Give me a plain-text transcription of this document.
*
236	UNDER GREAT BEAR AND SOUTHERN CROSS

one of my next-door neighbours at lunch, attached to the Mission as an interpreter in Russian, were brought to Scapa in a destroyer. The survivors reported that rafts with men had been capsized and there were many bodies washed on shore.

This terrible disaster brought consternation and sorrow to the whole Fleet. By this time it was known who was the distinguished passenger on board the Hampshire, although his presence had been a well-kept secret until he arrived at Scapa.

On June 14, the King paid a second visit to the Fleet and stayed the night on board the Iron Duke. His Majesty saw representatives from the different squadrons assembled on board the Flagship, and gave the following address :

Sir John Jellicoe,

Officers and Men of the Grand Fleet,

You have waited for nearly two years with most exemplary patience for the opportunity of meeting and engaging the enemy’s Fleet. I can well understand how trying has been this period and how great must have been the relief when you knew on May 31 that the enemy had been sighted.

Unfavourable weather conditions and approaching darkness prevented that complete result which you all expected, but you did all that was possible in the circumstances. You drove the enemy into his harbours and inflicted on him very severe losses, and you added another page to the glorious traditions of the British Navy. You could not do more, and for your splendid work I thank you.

────

#### What the task asks
Reproduce every line of the data verbatim.

#### Written answer
Give me a plain-text transcription of this document.
*
236	UNDER GREAT BEAR AND SOUTHERN CROSS

one of my next-door neighbours at lunch, attached to the Mission as an interpreter in Russian, were brought to Scapa in a destroyer. The survivors reported that rafts with men had been capsized and there were many bodies washed on shore.

This terrible disaster brought consternation and sorrow to the whole Fleet. By this time it was known who was the distinguished passenger on board the Hampshire, although his presence had been a well-kept secret until he arrived at Scapa.

On June 14, the King paid a second visit to the Fleet and stayed the night on board the Iron Duke. His Majesty saw representatives from the different squadrons assembled on board the Flagship, and gave the following address :

Sir John Jellicoe,

Officers and Men of the Grand Fleet,

You have waited for nearly two years with most exemplary patience for the opportunity of meeting and engaging the enemy’s Fleet. I can well understand how trying has been this period and how great must have been the relief when you knew on May 31 that the enemy had been sighted.

Unfavourable weather conditions and approaching darkness prevented that complete result which you all expected, but you did all that was possible in the circumstances. You drove the enemy into his harbours and inflicted on him very severe losses, and you added another page to the glorious traditions of the British Navy. You could not do more, and for your splendid work I thank you.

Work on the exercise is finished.